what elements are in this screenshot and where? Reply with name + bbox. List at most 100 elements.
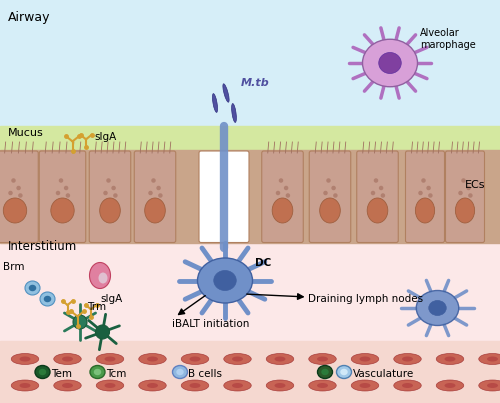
Ellipse shape	[147, 357, 158, 361]
Ellipse shape	[11, 178, 16, 183]
Ellipse shape	[90, 262, 110, 289]
Ellipse shape	[436, 380, 464, 391]
Ellipse shape	[156, 186, 161, 190]
Ellipse shape	[73, 315, 87, 329]
Ellipse shape	[336, 366, 351, 378]
Ellipse shape	[176, 369, 184, 375]
Ellipse shape	[20, 357, 30, 361]
Ellipse shape	[421, 178, 426, 183]
Text: Trm: Trm	[88, 301, 106, 312]
Ellipse shape	[148, 191, 153, 195]
FancyBboxPatch shape	[357, 151, 398, 243]
Ellipse shape	[190, 383, 200, 388]
Bar	[0, 243, 500, 341]
Ellipse shape	[40, 292, 55, 306]
Ellipse shape	[212, 93, 218, 112]
Ellipse shape	[18, 193, 22, 198]
FancyBboxPatch shape	[309, 151, 351, 243]
Text: Draining lymph nodes: Draining lymph nodes	[308, 294, 422, 304]
Ellipse shape	[352, 353, 379, 364]
Ellipse shape	[323, 191, 328, 195]
Ellipse shape	[232, 104, 236, 123]
Ellipse shape	[436, 353, 464, 364]
Ellipse shape	[320, 198, 340, 223]
Ellipse shape	[458, 191, 463, 195]
Ellipse shape	[64, 186, 68, 190]
Ellipse shape	[468, 193, 472, 198]
Ellipse shape	[272, 198, 293, 223]
Ellipse shape	[112, 186, 116, 190]
Bar	[0, 125, 500, 153]
Ellipse shape	[54, 353, 81, 364]
Ellipse shape	[352, 380, 379, 391]
Ellipse shape	[29, 285, 36, 291]
Ellipse shape	[379, 52, 401, 73]
Text: Alveolar
marophage: Alveolar marophage	[420, 28, 476, 50]
Ellipse shape	[100, 198, 120, 223]
Ellipse shape	[426, 186, 431, 190]
Ellipse shape	[394, 353, 421, 364]
Ellipse shape	[104, 191, 108, 195]
Ellipse shape	[104, 383, 116, 388]
Text: DC: DC	[255, 258, 271, 268]
Ellipse shape	[444, 383, 456, 388]
Ellipse shape	[4, 198, 26, 223]
Ellipse shape	[214, 270, 236, 291]
Ellipse shape	[284, 186, 288, 190]
Bar	[0, 0, 500, 133]
Text: Vasculature: Vasculature	[352, 369, 414, 379]
Text: Tem: Tem	[51, 369, 72, 379]
FancyBboxPatch shape	[89, 151, 131, 243]
Ellipse shape	[113, 193, 117, 198]
Ellipse shape	[418, 191, 423, 195]
Ellipse shape	[232, 357, 243, 361]
Ellipse shape	[487, 357, 498, 361]
FancyBboxPatch shape	[134, 151, 176, 243]
Text: M.tb: M.tb	[241, 77, 270, 87]
FancyBboxPatch shape	[446, 151, 484, 243]
Ellipse shape	[11, 353, 39, 364]
Ellipse shape	[326, 178, 330, 183]
Ellipse shape	[466, 186, 471, 190]
Ellipse shape	[428, 193, 432, 198]
Ellipse shape	[25, 281, 40, 295]
Ellipse shape	[456, 198, 474, 223]
Ellipse shape	[182, 353, 209, 364]
Ellipse shape	[279, 178, 283, 183]
Ellipse shape	[444, 357, 456, 361]
Ellipse shape	[379, 186, 384, 190]
Ellipse shape	[332, 186, 336, 190]
Ellipse shape	[11, 380, 39, 391]
Ellipse shape	[429, 301, 446, 316]
Ellipse shape	[51, 198, 74, 223]
Ellipse shape	[362, 39, 418, 87]
Ellipse shape	[360, 357, 370, 361]
Ellipse shape	[333, 193, 338, 198]
Ellipse shape	[139, 353, 166, 364]
Ellipse shape	[62, 357, 73, 361]
Text: B cells: B cells	[188, 369, 222, 379]
Ellipse shape	[266, 353, 294, 364]
Ellipse shape	[66, 193, 70, 198]
Text: sIgA: sIgA	[100, 294, 122, 304]
Ellipse shape	[62, 383, 73, 388]
Ellipse shape	[274, 357, 285, 361]
Ellipse shape	[318, 366, 332, 378]
Ellipse shape	[20, 383, 30, 388]
Ellipse shape	[367, 198, 388, 223]
Ellipse shape	[266, 380, 294, 391]
Ellipse shape	[98, 272, 108, 283]
Ellipse shape	[104, 357, 116, 361]
FancyBboxPatch shape	[262, 151, 303, 243]
FancyBboxPatch shape	[406, 151, 444, 243]
Ellipse shape	[147, 383, 158, 388]
Ellipse shape	[276, 191, 280, 195]
Ellipse shape	[39, 369, 46, 375]
Ellipse shape	[190, 357, 200, 361]
Ellipse shape	[223, 84, 229, 102]
FancyBboxPatch shape	[39, 151, 86, 243]
Ellipse shape	[309, 380, 336, 391]
Text: Brm: Brm	[2, 262, 24, 272]
Text: Airway: Airway	[8, 10, 50, 23]
Text: Tcm: Tcm	[106, 369, 126, 379]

□ □ □ □

→ WHAT TO PRODUCE
From the entries above, pull out each line that includes "Alveolar".

→ RESULT
Text: Alveolar
marophage: Alveolar marophage	[420, 28, 476, 50]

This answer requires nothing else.